== WORK TO DO ==
Spot every line with the word "Engineering" and return it.

---------- DATASET RECORDS ----------

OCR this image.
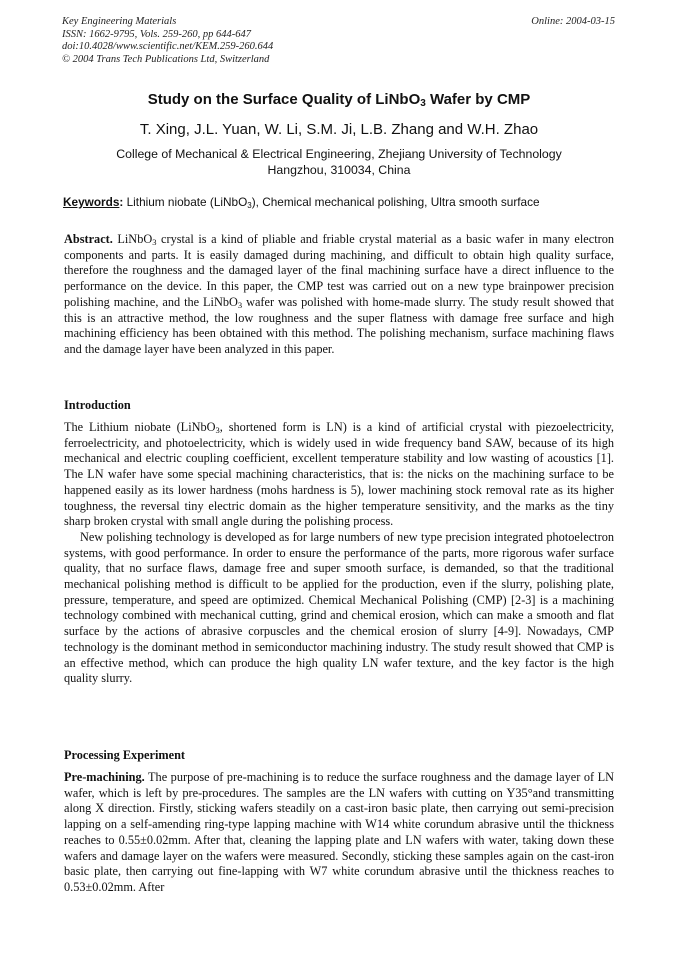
Key Engineering Materials
ISSN: 1662-9795, Vols. 259-260, pp 644-647
doi:10.4028/www.scientific.net/KEM.259-260.644
© 2004 Trans Tech Publications Ltd, Switzerland
Online: 2004-03-15
Study on the Surface Quality of LiNbO$_3$ Wafer by CMP
T. Xing, J.L. Yuan, W. Li, S.M. Ji, L.B. Zhang and W.H. Zhao
College of Mechanical & Electrical Engineering, Zhejiang University of Technology
Hangzhou, 310034, China
Keywords: Lithium niobate (LiNbO$_3$), Chemical mechanical polishing, Ultra smooth surface

Abstract. LiNbO$_3$ crystal is a kind of pliable and friable crystal material as a basic wafer in many electron components and parts. It is easily damaged during machining, and difficult to obtain high quality surface, therefore the roughness and the damaged layer of the final machining surface have a direct influence to the performance on the device. In this paper, the CMP test was carried out on a new type brainpower precision polishing machine, and the LiNbO$_3$ wafer was polished with home-made slurry. The study result showed that this is an attractive method, the low roughness and the super flatness with damage free surface and high machining efficiency has been obtained with this method. The polishing mechanism, surface machining flaws and the damage layer have been analyzed in this paper.

Introduction

The Lithium niobate (LiNbO$_3$, shortened form is LN) is a kind of artificial crystal with piezoelectricity, ferroelectricity, and photoelectricity, which is widely used in wide frequency band SAW, because of its high mechanical and electric coupling coefficient, excellent temperature stability and low wasting of acoustics [1]. The LN wafer have some special machining characteristics, that is: the nicks on the machining surface to be happened easily as its lower hardness (mohs hardness is 5), lower machining stock removal rate as its higher toughness, the reversal tiny electric domain as the higher temperature sensitivity, and the marks as the tiny sharp broken crystal with small angle during the polishing process.

New polishing technology is developed as for large numbers of new type precision integrated photoelectron systems, with good performance. In order to ensure the performance of the parts, more rigorous wafer surface quality, that no surface flaws, damage free and super smooth surface, is demanded, so that the traditional mechanical polishing method is difficult to be applied for the production, even if the slurry, polishing plate, pressure, temperature, and speed are optimized. Chemical Mechanical Polishing (CMP) [2-3] is a machining technology combined with mechanical cutting, grind and chemical erosion, which can make a smooth and flat surface by the actions of abrasive corpuscles and the chemical erosion of slurry [4-9]. Nowadays, CMP technology is the dominant method in semiconductor machining industry. The study result showed that CMP is an effective method, which can produce the high quality LN wafer texture, and the key factor is the high quality slurry.

Processing Experiment

Pre-machining. The purpose of pre-machining is to reduce the surface roughness and the damage layer of LN wafer, which is left by pre-procedures. The samples are the LN wafers with cutting on Y35°and transmitting along X direction. Firstly, sticking wafers steadily on a cast-iron basic plate, then carrying out semi-precision lapping on a self-amending ring-type lapping machine with W14 white corundum abrasive until the thickness reaches to 0.55±0.02mm. After that, cleaning the lapping plate and LN wafers with water, taking down these wafers and damage layer on the wafers were measured. Secondly, sticking these samples again on the cast-iron basic plate, then carrying out fine-lapping with W7 white corundum abrasive until the thickness reaches to 0.53±0.02mm. After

----------

== SOLUTION BELOW ==
Key Engineering Materials
College of Mechanical & Electrical Engineering, Zhejiang University of Technology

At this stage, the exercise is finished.